--- Estratto del documento ---

Niente, non
è nemmeno colpa loro. Dei fatti di Amsterdam, in occasione della
partita di Europa League tra Ajax e Maccabi, abbiamo già dato conto su
InsideOver, in questo articolo di Valerio Moggia (Chi sono davvero i
tifosi del Maccabi) e in quest’altro del sottoscritto (Se Gaza irrompe nel
mondo del calcio), quindi
non serve ricapitolarli. Abbiamo parlato di “pogrom” perché era chiaro che si
trattava di violenze organizzate che avevano un preciso sfondo politico e
razziale. Quindi non abbiamo debiti con nessuno.

--- Estratti dei dati ---

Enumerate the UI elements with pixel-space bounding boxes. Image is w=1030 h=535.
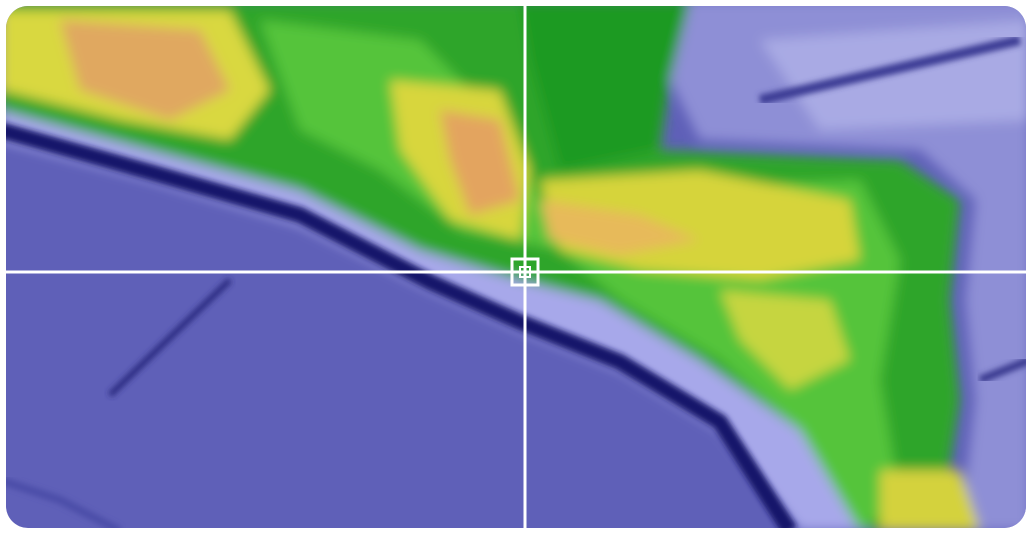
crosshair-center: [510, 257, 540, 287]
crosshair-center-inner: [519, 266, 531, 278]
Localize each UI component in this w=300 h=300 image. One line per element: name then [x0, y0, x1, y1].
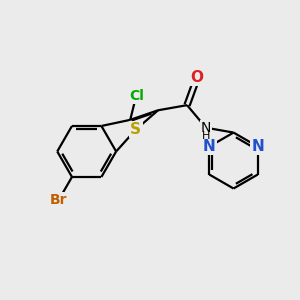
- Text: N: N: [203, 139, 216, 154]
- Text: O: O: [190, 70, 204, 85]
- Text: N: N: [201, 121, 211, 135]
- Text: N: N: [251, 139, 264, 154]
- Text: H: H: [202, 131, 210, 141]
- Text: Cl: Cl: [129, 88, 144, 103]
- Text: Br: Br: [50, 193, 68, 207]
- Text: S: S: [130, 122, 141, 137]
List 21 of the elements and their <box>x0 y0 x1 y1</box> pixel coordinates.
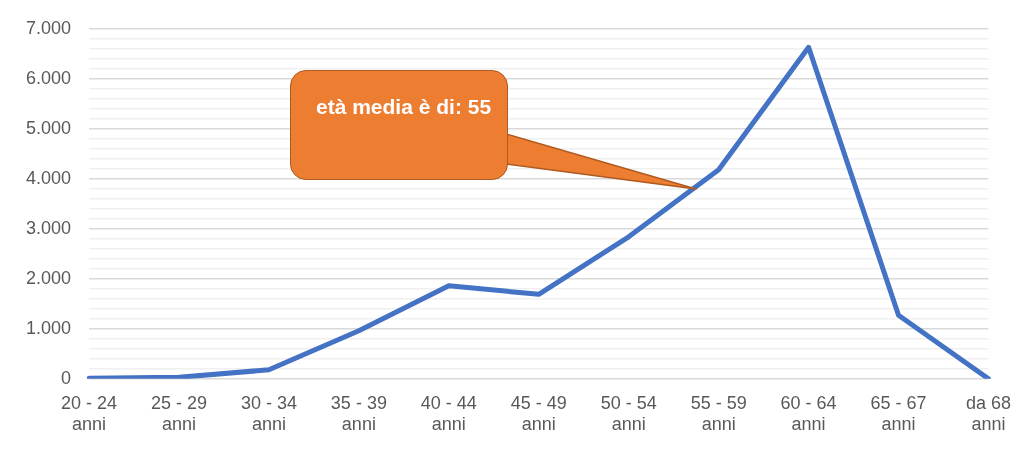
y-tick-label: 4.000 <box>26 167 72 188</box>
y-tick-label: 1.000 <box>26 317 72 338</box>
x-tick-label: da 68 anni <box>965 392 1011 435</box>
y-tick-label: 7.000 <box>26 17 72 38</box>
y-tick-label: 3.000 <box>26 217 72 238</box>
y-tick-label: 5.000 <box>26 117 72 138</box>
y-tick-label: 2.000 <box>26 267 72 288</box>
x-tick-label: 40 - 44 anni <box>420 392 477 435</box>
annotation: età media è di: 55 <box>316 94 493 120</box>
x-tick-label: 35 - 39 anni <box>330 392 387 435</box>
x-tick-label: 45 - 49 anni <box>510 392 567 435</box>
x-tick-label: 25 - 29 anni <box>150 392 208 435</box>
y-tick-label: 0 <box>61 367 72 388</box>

---

» Le tue istruzioni
Trascrivi dall'estratto sui fatti di Amsterdam il tratto che va da "Niente, non" fino a "debiti con nessuno.".

» Risposta completa
Niente, non
è nemmeno colpa loro. Dei fatti di Amsterdam, in occasione della
partita di Europa League tra Ajax e Maccabi, abbiamo già dato conto su
InsideOver, in questo articolo di Valerio Moggia (Chi sono davvero i
tifosi del Maccabi) e in quest’altro del sottoscritto (Se Gaza irrompe nel
mondo del calcio), quindi
non serve ricapitolarli. Abbiamo parlato di “pogrom” perché era chiaro che si
trattava di violenze organizzate che avevano un preciso sfondo politico e
razziale. Quindi non abbiamo debiti con nessuno.